--- start of Input material ---

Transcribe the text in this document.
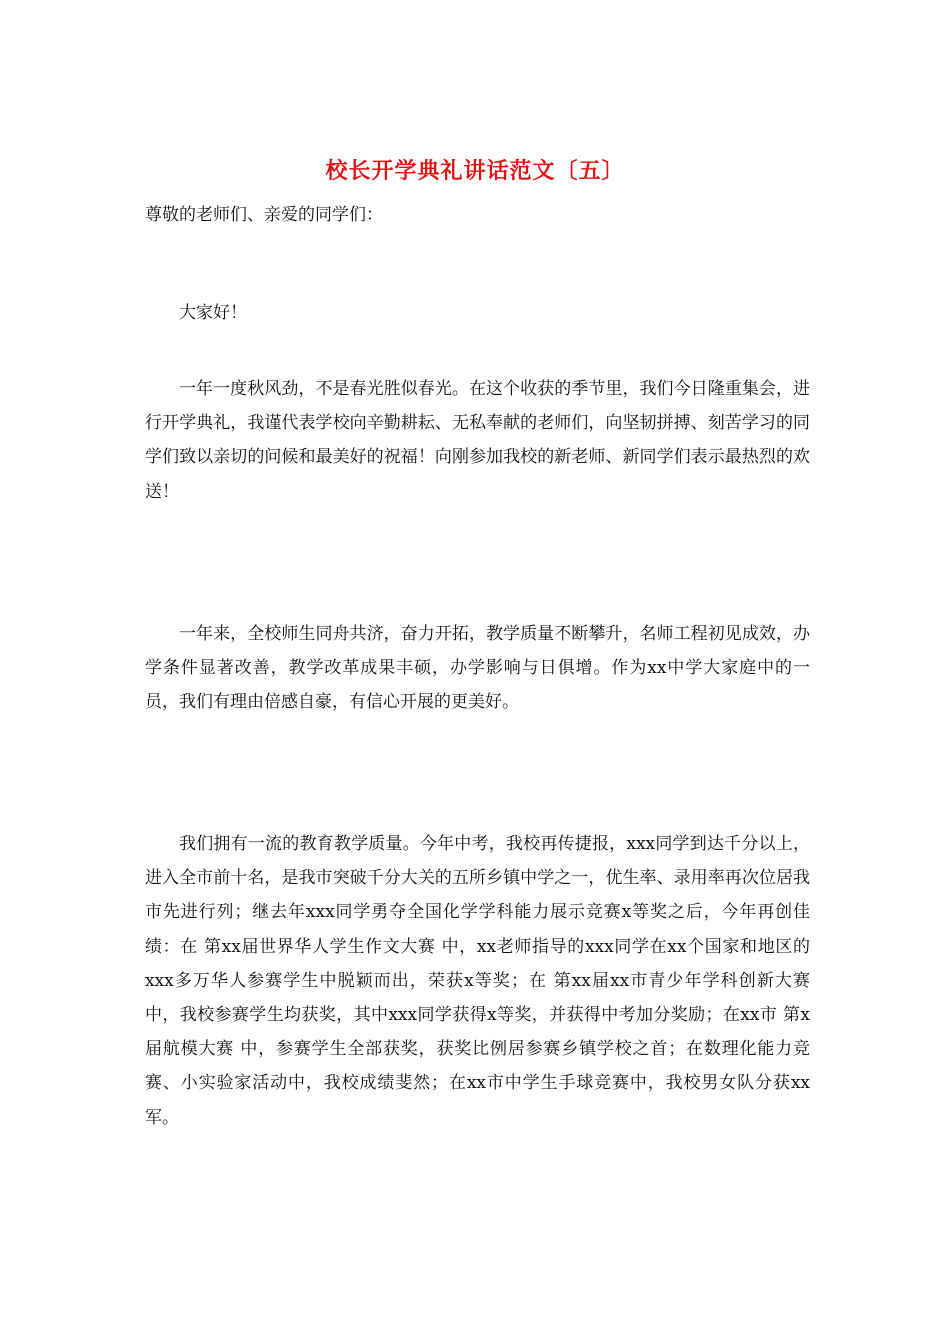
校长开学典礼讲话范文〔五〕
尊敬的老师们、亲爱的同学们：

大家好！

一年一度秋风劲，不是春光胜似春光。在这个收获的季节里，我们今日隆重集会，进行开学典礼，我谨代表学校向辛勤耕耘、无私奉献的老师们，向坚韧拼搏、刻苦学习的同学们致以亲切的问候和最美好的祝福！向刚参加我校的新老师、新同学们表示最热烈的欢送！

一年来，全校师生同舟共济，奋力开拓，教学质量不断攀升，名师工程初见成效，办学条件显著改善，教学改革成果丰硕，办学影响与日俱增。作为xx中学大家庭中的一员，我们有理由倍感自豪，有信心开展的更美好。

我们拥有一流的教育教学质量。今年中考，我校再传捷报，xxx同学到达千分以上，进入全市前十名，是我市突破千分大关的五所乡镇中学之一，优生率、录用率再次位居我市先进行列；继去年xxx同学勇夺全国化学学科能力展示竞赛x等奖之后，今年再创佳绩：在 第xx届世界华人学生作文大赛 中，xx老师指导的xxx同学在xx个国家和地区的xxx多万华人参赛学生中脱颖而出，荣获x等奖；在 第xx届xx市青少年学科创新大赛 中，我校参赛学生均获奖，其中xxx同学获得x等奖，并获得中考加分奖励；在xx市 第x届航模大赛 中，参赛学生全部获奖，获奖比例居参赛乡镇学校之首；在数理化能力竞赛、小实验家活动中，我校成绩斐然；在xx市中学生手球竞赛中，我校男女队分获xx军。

--- end of Input material ---

Objective => Give back all entries exactly. No pictures belong in the copy.

Written answer =>
Transcribe the text in this document.
校长开学典礼讲话范文〔五〕
尊敬的老师们、亲爱的同学们：

大家好！

一年一度秋风劲，不是春光胜似春光。在这个收获的季节里，我们今日隆重集会，进行开学典礼，我谨代表学校向辛勤耕耘、无私奉献的老师们，向坚韧拼搏、刻苦学习的同学们致以亲切的问候和最美好的祝福！向刚参加我校的新老师、新同学们表示最热烈的欢送！

一年来，全校师生同舟共济，奋力开拓，教学质量不断攀升，名师工程初见成效，办学条件显著改善，教学改革成果丰硕，办学影响与日俱增。作为xx中学大家庭中的一员，我们有理由倍感自豪，有信心开展的更美好。

我们拥有一流的教育教学质量。今年中考，我校再传捷报，xxx同学到达千分以上，进入全市前十名，是我市突破千分大关的五所乡镇中学之一，优生率、录用率再次位居我市先进行列；继去年xxx同学勇夺全国化学学科能力展示竞赛x等奖之后，今年再创佳绩：在 第xx届世界华人学生作文大赛 中，xx老师指导的xxx同学在xx个国家和地区的xxx多万华人参赛学生中脱颖而出，荣获x等奖；在 第xx届xx市青少年学科创新大赛 中，我校参赛学生均获奖，其中xxx同学获得x等奖，并获得中考加分奖励；在xx市 第x届航模大赛 中，参赛学生全部获奖，获奖比例居参赛乡镇学校之首；在数理化能力竞赛、小实验家活动中，我校成绩斐然；在xx市中学生手球竞赛中，我校男女队分获xx军。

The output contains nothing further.